Directions for this task:
Among the records below, find each line that includes the string "образовании" and copy it.
=-=-=-=-=
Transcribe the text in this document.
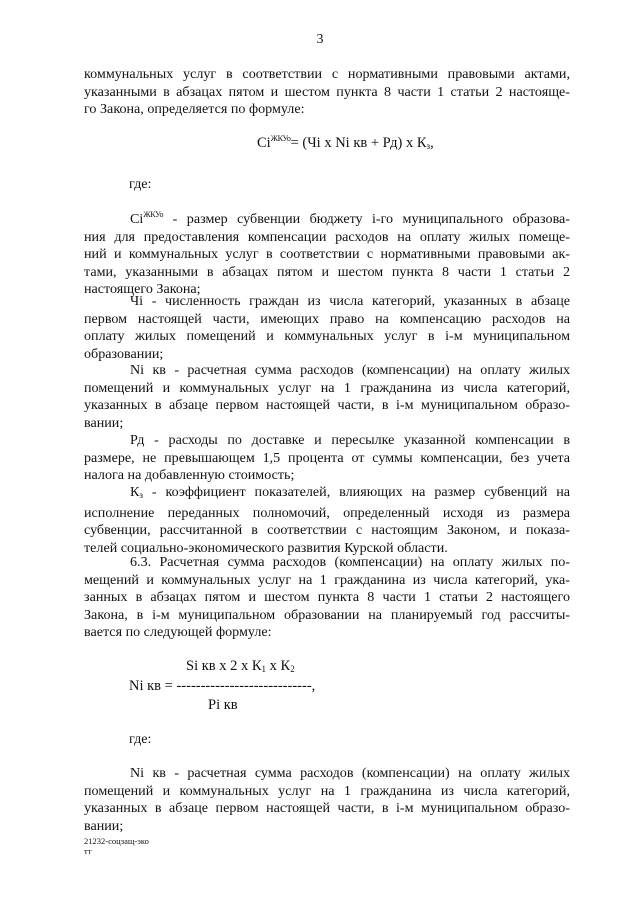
3
коммунальных услуг в соответствии с нормативными правовыми актами,
указанными в абзацах пятом и шестом пункта 8 части 1 статьи 2 настояще-
го Закона, определяется по формуле:
$Ci^{ЖКУо}= (Чi$ х Ni кв + Рд) х $К_з$,
где:
$Ci^{ЖКУо}$ - размер субвенции бюджету i-го муниципального образова-
ния для предоставления компенсации расходов на оплату жилых помеще-
ний и коммунальных услуг в соответствии с нормативными правовыми ак-
тами, указанными в абзацах пятом и шестом пункта 8 части 1 статьи 2
настоящего Закона;
Чi - численность граждан из числа категорий, указанных в абзаце
первом настоящей части, имеющих право на компенсацию расходов на
оплату жилых помещений и коммунальных услуг в i-м муниципальном
образовании;
Ni кв - расчетная сумма расходов (компенсации) на оплату жилых
помещений и коммунальных услуг на 1 гражданина из числа категорий,
указанных в абзаце первом настоящей части, в i-м муниципальном образо-
вании;
Рд - расходы по доставке и пересылке указанной компенсации в
размере, не превышающем 1,5 процента от суммы компенсации, без учета
налога на добавленную стоимость;
$К_з$ - коэффициент показателей, влияющих на размер субвенций на
исполнение переданных полномочий, определенный исходя из размера
субвенции, рассчитанной в соответствии с настоящим Законом, и показа-
телей социально-экономического развития Курской области.
6.3. Расчетная сумма расходов (компенсации) на оплату жилых по-
мещений и коммунальных услуг на 1 гражданина из числа категорий, ука-
занных в абзацах пятом и шестом пункта 8 части 1 статьи 2 настоящего
Закона, в i-м муниципальном образовании на планируемый год рассчиты-
вается по следующей формуле:
Si кв х 2 х $К_1$ х $К_2$
Ni кв = ----------------------------,
Pi кв
где:
Ni кв - расчетная сумма расходов (компенсации) на оплату жилых
помещений и коммунальных услуг на 1 гражданина из числа категорий,
указанных в абзаце первом настоящей части, в i-м муниципальном образо-
вании;
21232-соцзащ-эко
тт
=-=-=-=-=
Reply:
образовании;
Закона, в i-м муниципальном образовании на планируемый год рассчиты-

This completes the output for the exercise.